Required work: From the listing, collect all lines containing the word "Assemble".

Records provided:

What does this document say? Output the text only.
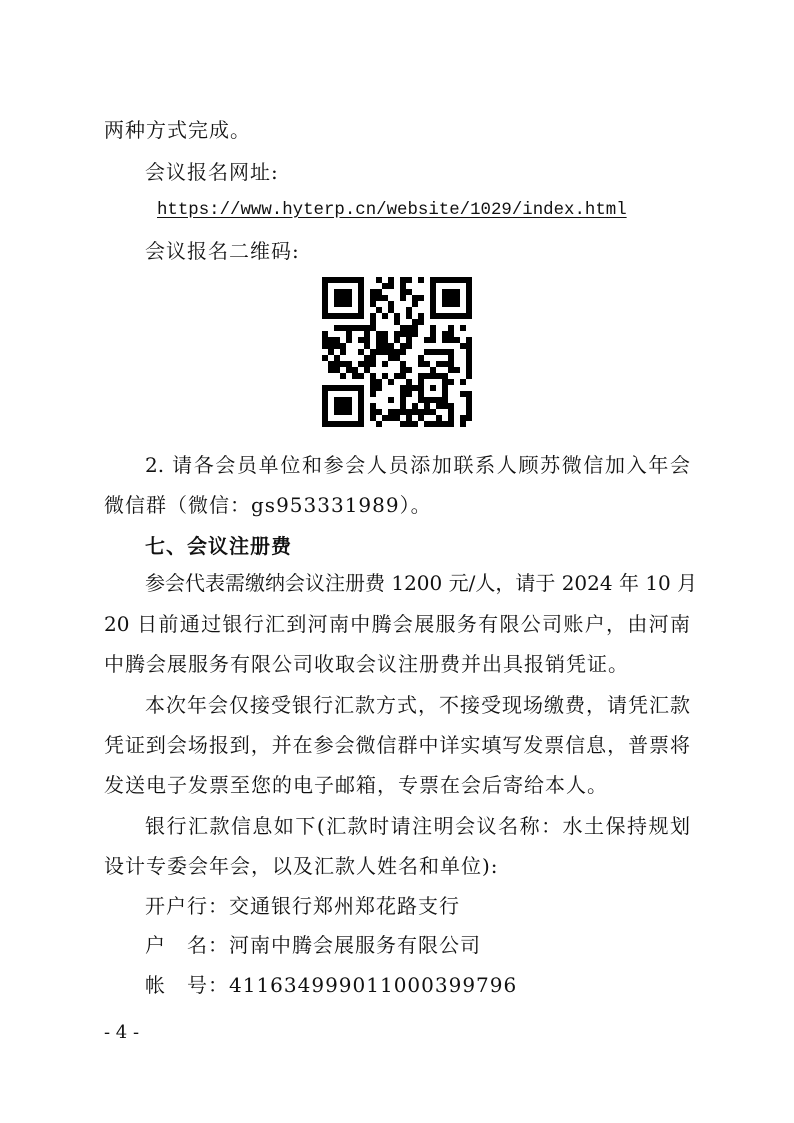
两种方式完成。
会议报名网址:
https://www.hyterp.cn/website/1029/index.html
会议报名二维码:
2. 请各会员单位和参会人员添加联系人顾苏微信加入年会
微信群（微信：gs953331989）。
七、会议注册费
参会代表需缴纳会议注册费 1200 元/人，请于 2024 年 10 月
20 日前通过银行汇到河南中腾会展服务有限公司账户，由河南
中腾会展服务有限公司收取会议注册费并出具报销凭证。
本次年会仅接受银行汇款方式，不接受现场缴费，请凭汇款
凭证到会场报到，并在参会微信群中详实填写发票信息，普票将
发送电子发票至您的电子邮箱，专票在会后寄给本人。
银行汇款信息如下(汇款时请注明会议名称：水土保持规划
设计专委会年会，以及汇款人姓名和单位):
开户行：交通银行郑州郑花路支行
户　名：河南中腾会展服务有限公司
帐　号：411634999011000399796
- 4 -
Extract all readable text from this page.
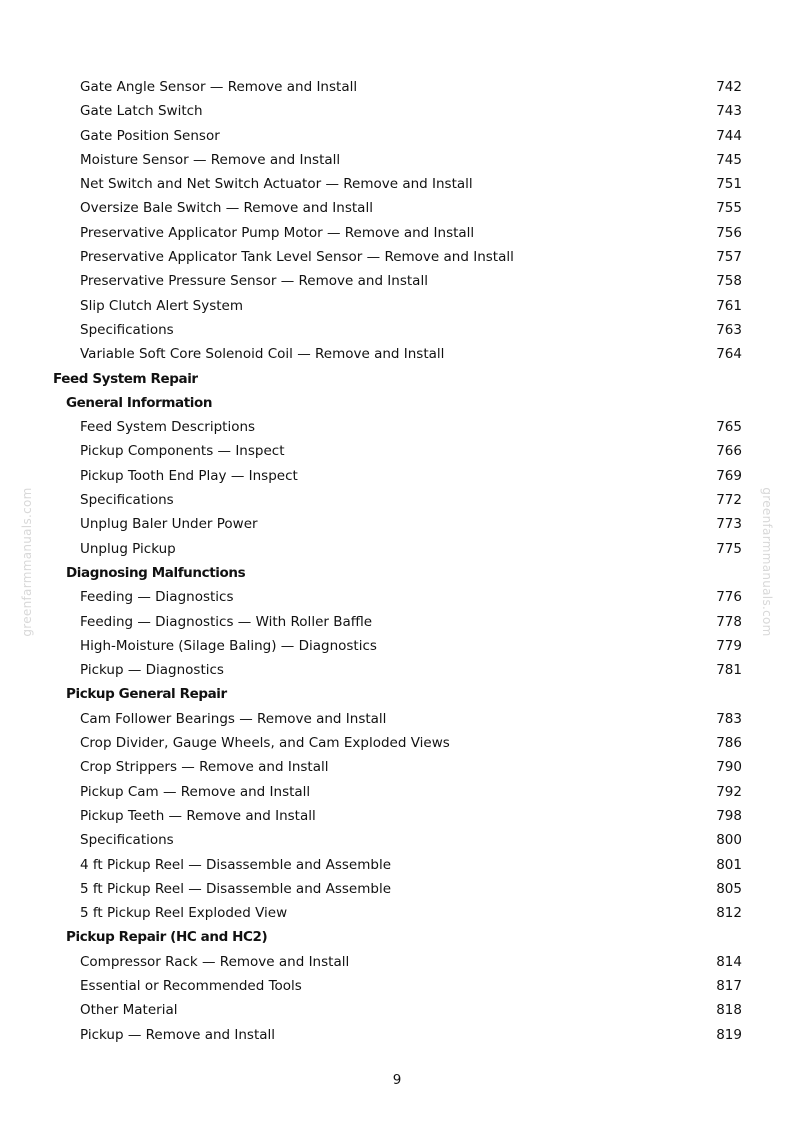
greenfarmmanuals.com	greenfarmmanuals.com
Gate Angle Sensor — Remove and Install	742
Gate Latch Switch	743
Gate Position Sensor	744
Moisture Sensor — Remove and Install	745
Net Switch and Net Switch Actuator — Remove and Install	751
Oversize Bale Switch — Remove and Install	755
Preservative Applicator Pump Motor — Remove and Install	756
Preservative Applicator Tank Level Sensor — Remove and Install	757
Preservative Pressure Sensor — Remove and Install	758
Slip Clutch Alert System	761
Specifications	763
Variable Soft Core Solenoid Coil — Remove and Install	764
Feed System Repair
General Information
Feed System Descriptions	765
Pickup Components — Inspect	766
Pickup Tooth End Play — Inspect	769
Specifications	772
Unplug Baler Under Power	773
Unplug Pickup	775
Diagnosing Malfunctions
Feeding — Diagnostics	776
Feeding — Diagnostics — With Roller Baffle	778
High-Moisture (Silage Baling) — Diagnostics	779
Pickup — Diagnostics	781
Pickup General Repair
Cam Follower Bearings — Remove and Install	783
Crop Divider, Gauge Wheels, and Cam Exploded Views	786
Crop Strippers — Remove and Install	790
Pickup Cam — Remove and Install	792
Pickup Teeth — Remove and Install	798
Specifications	800
4 ft Pickup Reel — Disassemble and Assemble	801
5 ft Pickup Reel — Disassemble and Assemble	805
5 ft Pickup Reel Exploded View	812
Pickup Repair (HC and HC2)
Compressor Rack — Remove and Install	814
Essential or Recommended Tools	817
Other Material	818
Pickup — Remove and Install	819
9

Task result:
4 ft Pickup Reel — Disassemble and Assemble	801
5 ft Pickup Reel — Disassemble and Assemble	805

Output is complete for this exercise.